Given task >> Copy down every line where the string "function" shows up.

## BEGIN Entries shown

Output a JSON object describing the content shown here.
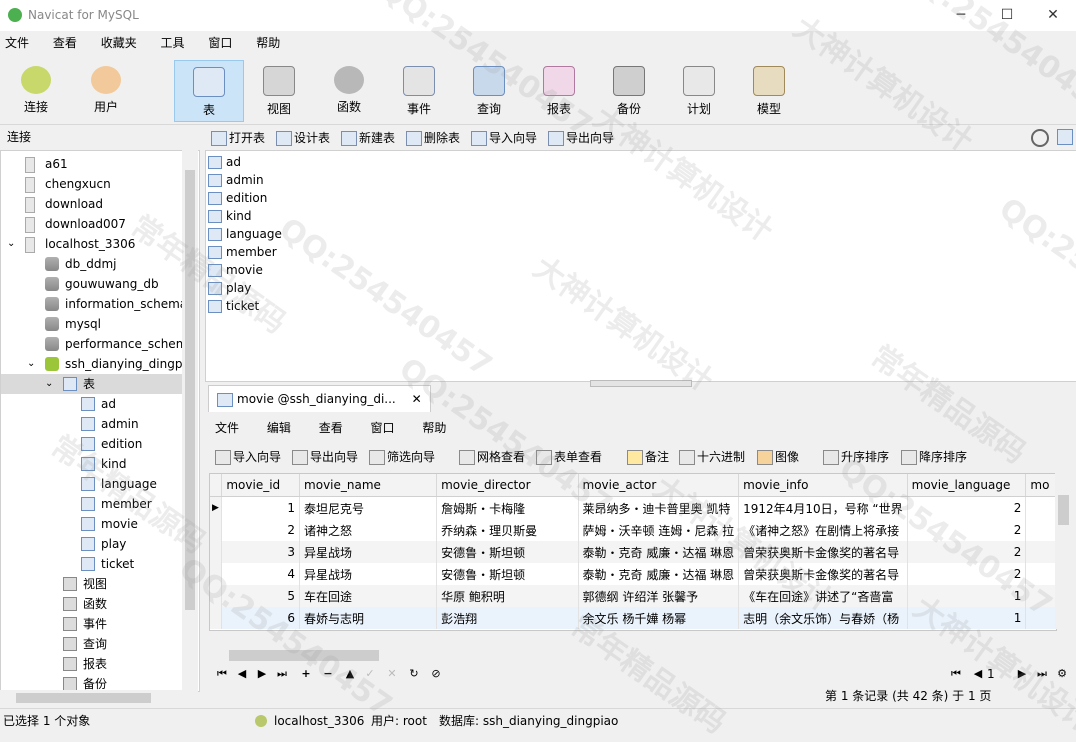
{
  "app": {
    "title": "Navicat for MySQL"
  },
  "window_controls": {
    "minimize": "─",
    "maximize": "☐",
    "close": "✕"
  },
  "menu": [
    "文件",
    "查看",
    "收藏夹",
    "工具",
    "窗口",
    "帮助"
  ],
  "toolbar": [
    {
      "label": "连接",
      "icon": "connect-icon"
    },
    {
      "label": "用户",
      "icon": "user-icon"
    },
    {
      "label": "表",
      "icon": "table-icon"
    },
    {
      "label": "视图",
      "icon": "view-icon"
    },
    {
      "label": "函数",
      "icon": "function-icon"
    },
    {
      "label": "事件",
      "icon": "event-icon"
    },
    {
      "label": "查询",
      "icon": "query-icon"
    },
    {
      "label": "报表",
      "icon": "report-icon"
    },
    {
      "label": "备份",
      "icon": "backup-icon"
    },
    {
      "label": "计划",
      "icon": "schedule-icon"
    },
    {
      "label": "模型",
      "icon": "model-icon"
    }
  ],
  "connection_header": "连接",
  "object_toolbar": [
    "打开表",
    "设计表",
    "新建表",
    "删除表",
    "导入向导",
    "导出向导"
  ],
  "tree": [
    {
      "label": "a61",
      "depth": 0,
      "kind": "conn"
    },
    {
      "label": "chengxucn",
      "depth": 0,
      "kind": "conn"
    },
    {
      "label": "download",
      "depth": 0,
      "kind": "conn"
    },
    {
      "label": "download007",
      "depth": 0,
      "kind": "conn"
    },
    {
      "label": "localhost_3306",
      "depth": 0,
      "kind": "conn-open"
    },
    {
      "label": "db_ddmj",
      "depth": 1,
      "kind": "db"
    },
    {
      "label": "gouwuwang_db",
      "depth": 1,
      "kind": "db"
    },
    {
      "label": "information_schema",
      "depth": 1,
      "kind": "db"
    },
    {
      "label": "mysql",
      "depth": 1,
      "kind": "db"
    },
    {
      "label": "performance_schem",
      "depth": 1,
      "kind": "db"
    },
    {
      "label": "ssh_dianying_dingpia",
      "depth": 1,
      "kind": "db-open"
    },
    {
      "label": "表",
      "depth": 2,
      "kind": "tables-open"
    },
    {
      "label": "ad",
      "depth": 3,
      "kind": "table"
    },
    {
      "label": "admin",
      "depth": 3,
      "kind": "table"
    },
    {
      "label": "edition",
      "depth": 3,
      "kind": "table"
    },
    {
      "label": "kind",
      "depth": 3,
      "kind": "table"
    },
    {
      "label": "language",
      "depth": 3,
      "kind": "table"
    },
    {
      "label": "member",
      "depth": 3,
      "kind": "table"
    },
    {
      "label": "movie",
      "depth": 3,
      "kind": "table"
    },
    {
      "label": "play",
      "depth": 3,
      "kind": "table"
    },
    {
      "label": "ticket",
      "depth": 3,
      "kind": "table"
    },
    {
      "label": "视图",
      "depth": 2,
      "kind": "group"
    },
    {
      "label": "函数",
      "depth": 2,
      "kind": "group"
    },
    {
      "label": "事件",
      "depth": 2,
      "kind": "group"
    },
    {
      "label": "查询",
      "depth": 2,
      "kind": "group"
    },
    {
      "label": "报表",
      "depth": 2,
      "kind": "group"
    },
    {
      "label": "备份",
      "depth": 2,
      "kind": "group"
    }
  ],
  "objects": [
    "ad",
    "admin",
    "edition",
    "kind",
    "language",
    "member",
    "movie",
    "play",
    "ticket"
  ],
  "tab": {
    "title": "movie @ssh_dianying_di...",
    "close": "✕"
  },
  "tab_menu": [
    "文件",
    "编辑",
    "查看",
    "窗口",
    "帮助"
  ],
  "tab_toolbar": [
    "导入向导",
    "导出向导",
    "筛选向导",
    "网格查看",
    "表单查看",
    "备注",
    "十六进制",
    "图像",
    "升序排序",
    "降序排序"
  ],
  "grid": {
    "columns": [
      "movie_id",
      "movie_name",
      "movie_director",
      "movie_actor",
      "movie_info",
      "movie_language",
      "mo"
    ],
    "rows": [
      [
        "1",
        "泰坦尼克号",
        "詹姆斯・卡梅隆",
        "莱昂纳多・迪卡普里奥 凯特",
        "1912年4月10日，号称 “世界",
        "2",
        ""
      ],
      [
        "2",
        "诸神之怒",
        "乔纳森・理贝斯曼",
        "萨姆・沃辛顿 连姆・尼森 拉",
        "《诸神之怒》在剧情上将承接",
        "2",
        ""
      ],
      [
        "3",
        "异星战场",
        "安德鲁・斯坦顿",
        "泰勒・克奇 威廉・达福 琳恩",
        "曾荣获奥斯卡金像奖的著名导",
        "2",
        ""
      ],
      [
        "4",
        "异星战场",
        "安德鲁・斯坦顿",
        "泰勒・克奇 威廉・达福 琳恩",
        "曾荣获奥斯卡金像奖的著名导",
        "2",
        ""
      ],
      [
        "5",
        "车在回途",
        "华原 鲍积明",
        "郭德纲 许绍洋 张馨予",
        "《车在回途》讲述了“吝啬富",
        "1",
        ""
      ],
      [
        "6",
        "春娇与志明",
        "彭浩翔",
        "余文乐 杨千嬅 杨幂",
        "志明（余文乐饰）与春娇（杨",
        "1",
        ""
      ]
    ]
  },
  "navigator": {
    "page": "1"
  },
  "record_info": "第 1 条记录 (共 42 条) 于 1 页",
  "status": {
    "selected": "已选择 1 个对象",
    "connection": "localhost_3306",
    "user": "用户: root",
    "database": "数据库: ssh_dianying_dingpiao"
  },
  "watermarks": [
    "QQ:254540457",
    "大神计算机设计",
    "常年精品源码"
  ]
}
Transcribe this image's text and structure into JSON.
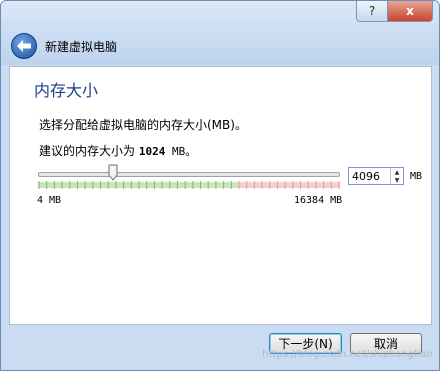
{
  "titlebar": {
    "help_label": "?",
    "close_label": "x"
  },
  "header": {
    "title": "新建虚拟电脑"
  },
  "page": {
    "title": "内存大小",
    "instruction": "选择分配给虚拟电脑的内存大小(MB)。",
    "recommend_prefix": "建议的内存大小为 ",
    "recommend_value": "1024",
    "recommend_suffix": " MB。"
  },
  "memory": {
    "min_label": "4 MB",
    "max_label": "16384 MB",
    "value": "4096",
    "unit": "MB",
    "min_mb": 4,
    "max_mb": 16384,
    "current_mb": 4096,
    "safe_fraction": 0.66
  },
  "buttons": {
    "next": "下一步(N)",
    "cancel": "取消"
  },
  "watermark": "https://blog.csdn.net/shizhongtian",
  "colors": {
    "title_blue": "#1e3f8c",
    "safe_tick": "#9fd08a",
    "unsafe_tick": "#f0a8a8"
  }
}
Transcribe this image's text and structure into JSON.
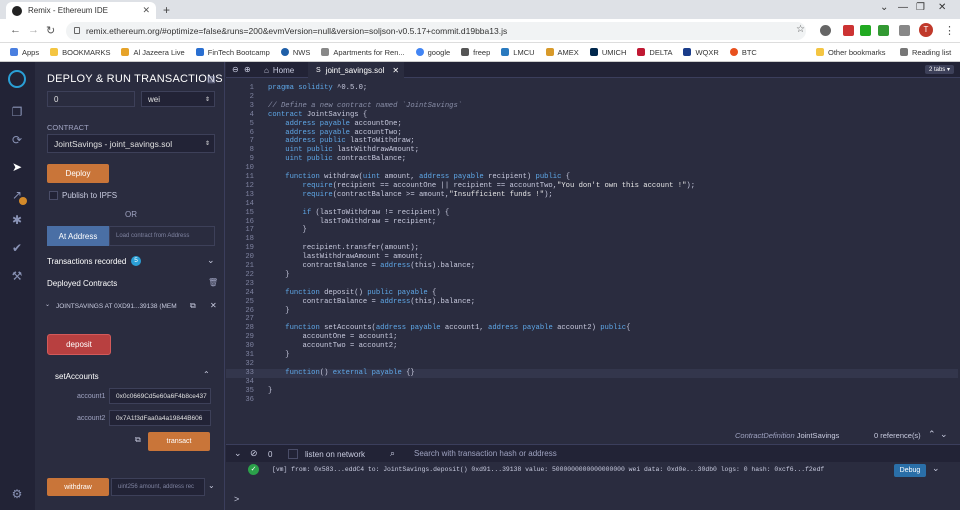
{
  "browser": {
    "tab_title": "Remix - Ethereum IDE",
    "new_tab": "+",
    "url": "remix.ethereum.org/#optimize=false&runs=200&evmVersion=null&version=soljson-v0.5.17+commit.d19bba13.js",
    "profile_initial": "T",
    "bookmarks": [
      "Apps",
      "BOOKMARKS",
      "Al Jazeera Live",
      "FinTech Bootcamp",
      "NWS",
      "Apartments for Ren...",
      "google",
      "freep",
      "LMCU",
      "AMEX",
      "UMICH",
      "DELTA",
      "WQXR",
      "BTC"
    ],
    "other_bookmarks": "Other bookmarks",
    "reading_list": "Reading list"
  },
  "panel": {
    "title": "DEPLOY & RUN TRANSACTIONS",
    "value": "0",
    "unit": "wei",
    "contract_label": "CONTRACT",
    "contract_selected": "JointSavings - joint_savings.sol",
    "deploy": "Deploy",
    "publish_ipfs": "Publish to IPFS",
    "or": "OR",
    "at_address": "At Address",
    "load_placeholder": "Load contract from Address",
    "transactions_recorded": "Transactions recorded",
    "transactions_count": "5",
    "deployed_contracts": "Deployed Contracts",
    "instance": "JOINTSAVINGS AT 0XD91...39138 (MEM",
    "deposit": "deposit",
    "set_accounts": "setAccounts",
    "account1_label": "account1",
    "account1_value": "0x0c0669Cd5e60a6F4b8ce437",
    "account2_label": "account2",
    "account2_value": "0x7A1f3dFaa0a4a19844B606",
    "transact": "transact",
    "withdraw": "withdraw",
    "withdraw_placeholder": "uint256 amount, address rec"
  },
  "editor": {
    "home_tab": "Home",
    "file_tab": "joint_savings.sol",
    "tabs_badge": "2 tabs",
    "lines": [
      "pragma solidity ^0.5.0;",
      "",
      "// Define a new contract named `JointSavings`",
      "contract JointSavings {",
      "    address payable accountOne;",
      "    address payable accountTwo;",
      "    address public lastToWithdraw;",
      "    uint public lastWithdrawAmount;",
      "    uint public contractBalance;",
      "",
      "    function withdraw(uint amount, address payable recipient) public {",
      "        require(recipient == accountOne || recipient == accountTwo,\"You don't own this account !\");",
      "        require(contractBalance >= amount,\"Insufficient funds !\");",
      "",
      "        if (lastToWithdraw != recipient) {",
      "            lastToWithdraw = recipient;",
      "        }",
      "",
      "        recipient.transfer(amount);",
      "        lastWithdrawAmount = amount;",
      "        contractBalance = address(this).balance;",
      "    }",
      "",
      "    function deposit() public payable {",
      "        contractBalance = address(this).balance;",
      "    }",
      "",
      "    function setAccounts(address payable account1, address payable account2) public{",
      "        accountOne = account1;",
      "        accountTwo = account2;",
      "    }",
      "",
      "    function() external payable {}",
      "",
      "}",
      ""
    ],
    "context_prefix": "ContractDefinition",
    "context_name": "JointSavings",
    "references": "0 reference(s)"
  },
  "terminal": {
    "count": "0",
    "listen_label": "listen on network",
    "search_placeholder": "Search with transaction hash or address",
    "log": "[vm] from: 0x583...eddC4 to: JointSavings.deposit() 0xd91...39138 value: 5000000000000000000 wei data: 0xd0e...30db0 logs: 0 hash: 0xcf6...f2edf",
    "debug": "Debug",
    "prompt": ">"
  },
  "colors": {
    "accent_orange": "#c97539",
    "deposit_red": "#b84040",
    "keyword": "#5fa8e8",
    "string": "#e6e6e6"
  }
}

## END Entries shown

Expected answer >>
      "icon": "function-icon"
      "    function withdraw(uint amount, address payable recipient) public {",
      "    function deposit() public payable {",
      "    function setAccounts(address payable account1, address payable account2) public{",
      "    function() external payable {}",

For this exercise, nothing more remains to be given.